-------- Texte fourni --------

Sous le titre "Manuel, Vincent, Arnaud, et les autres", Michel Noblecourt, éditorialiste du "Monde", nous offre dans le numéro du 21 Août une description de la situation du Parti Socialiste qui se veut une aide à sa compréhension. Utile aux militants eux-mêmes? Peut-être, mais sûrement pas jubilatoire.

Chaque "partie prenante" du Parti Socialiste pourrait être schématisée par la formule suivante: <--O->, O représente le sujet, et les deux vecteurs, dont l'un est deux fois plus puissant que l'autre, les deux oppositions qui lui sont "consubstantielles": celle dirigée contre Sarkozy, le paradigme de la droite, et l'autre...contre "les autres".

La formule se complète donc ainsi: S<--O->a

Si l'image des comètes s'est imposée, c'est que ces astres légers ont du mal à retenir leur propre substance, et, lorsqu'ils approchent du soleil, le "vent solaire" repousse les poussières et les particules ionisées qui forment la queue de la comète, TOUJOURS orientée dans la direction opposée à celle du soleil.

Cette situation est, pour les personnalités socialistes "candidates à l'investiture pour les présidentielles 2012", C.I.P-2012, pour être plus simple, à la fois nécessaire: le vent sarkozien les projette sur la scène et les illumine, et problématique: elles prennent toutes une orientation qui les dispose parallèlement les unes par rapport aux autres. Leur vecteur "anti-autres" est neutralisé.

Le Parti Socialiste en subit-il un préjudice? Je n'ai pas le droit d'en décider. Je ne peux que remarquer que cette situation de comète illuminée par le soleil sarkozien lui donne une cohérence et une visibilité qu'il n'aurait peut-être plus en l'absence de ce champ puissant.

-------- Données fournies --------

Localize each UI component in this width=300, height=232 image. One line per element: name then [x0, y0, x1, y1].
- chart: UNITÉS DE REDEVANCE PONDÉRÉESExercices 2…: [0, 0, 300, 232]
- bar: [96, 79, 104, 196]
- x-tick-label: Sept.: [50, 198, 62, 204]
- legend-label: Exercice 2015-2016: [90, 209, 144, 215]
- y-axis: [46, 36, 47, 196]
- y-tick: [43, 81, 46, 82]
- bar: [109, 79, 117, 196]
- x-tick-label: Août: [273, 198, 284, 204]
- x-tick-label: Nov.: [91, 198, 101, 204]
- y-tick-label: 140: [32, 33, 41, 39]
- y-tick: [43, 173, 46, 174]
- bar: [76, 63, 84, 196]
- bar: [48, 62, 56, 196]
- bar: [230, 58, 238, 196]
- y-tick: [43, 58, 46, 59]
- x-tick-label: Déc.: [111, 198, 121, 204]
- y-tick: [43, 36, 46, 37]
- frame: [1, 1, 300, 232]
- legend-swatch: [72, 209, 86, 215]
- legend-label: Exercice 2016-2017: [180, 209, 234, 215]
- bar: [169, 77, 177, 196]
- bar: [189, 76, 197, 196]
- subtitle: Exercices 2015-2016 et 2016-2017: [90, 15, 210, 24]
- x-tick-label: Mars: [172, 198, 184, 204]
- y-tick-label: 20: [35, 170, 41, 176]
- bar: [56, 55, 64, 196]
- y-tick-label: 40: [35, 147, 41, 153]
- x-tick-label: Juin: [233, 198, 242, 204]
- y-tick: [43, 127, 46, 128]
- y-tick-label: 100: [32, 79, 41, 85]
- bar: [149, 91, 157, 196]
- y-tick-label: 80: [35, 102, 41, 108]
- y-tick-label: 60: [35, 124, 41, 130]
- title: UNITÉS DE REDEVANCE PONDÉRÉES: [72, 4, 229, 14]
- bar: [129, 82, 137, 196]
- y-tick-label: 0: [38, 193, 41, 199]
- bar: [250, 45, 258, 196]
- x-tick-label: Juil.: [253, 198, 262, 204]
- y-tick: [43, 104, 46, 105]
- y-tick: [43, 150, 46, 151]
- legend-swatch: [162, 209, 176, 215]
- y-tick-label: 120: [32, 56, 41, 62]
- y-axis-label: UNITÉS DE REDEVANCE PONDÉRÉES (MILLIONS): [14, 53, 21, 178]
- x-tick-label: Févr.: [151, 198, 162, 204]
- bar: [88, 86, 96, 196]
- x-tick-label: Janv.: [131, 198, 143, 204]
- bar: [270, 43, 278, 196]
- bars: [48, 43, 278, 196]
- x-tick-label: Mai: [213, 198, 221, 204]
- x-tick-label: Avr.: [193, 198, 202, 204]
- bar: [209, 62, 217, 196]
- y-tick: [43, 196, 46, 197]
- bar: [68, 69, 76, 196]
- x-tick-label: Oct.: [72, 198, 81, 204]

--------

Vos tâches:
A) Répondez à ces questions d'après le texte sur le Parti socialiste :
(i) Quelle fonction Michel Noblecourt occupe-t-il au « Monde » ?
(ii) Dans quelle direction la queue d'une comète est-elle toujours orientée ?
(iii) Que désigne l'abréviation C.I.P-2012 ?
B) Dans le texte sur le Parti socialiste, reformulez plus brièvement le paragraphe qui commence par « Si l'image des comètes s'est imposée » en conservant ses faits principaux.
C) Relevez tous les noms et prénoms de personnes que cite le texte sur le Parti socialiste.

Corrigé:
A)
(i) Il en est éditorialiste.
(ii) Elle est toujours orientée dans la direction opposée à celle du soleil.
(iii) Elle désigne les personnalités socialistes candidates à l'investiture pour les présidentielles 2012.

B) L'image des comètes s'est imposée parce que ces astres légers retiennent mal leur substance. Près du soleil, le vent solaire repousse les poussières et les particules ionisées qui forment leur queue. Cette queue est toujours orientée à l'opposé du soleil.

C)
- Manuel
- Vincent
- Arnaud
- Michel Noblecourt
- Sarkozy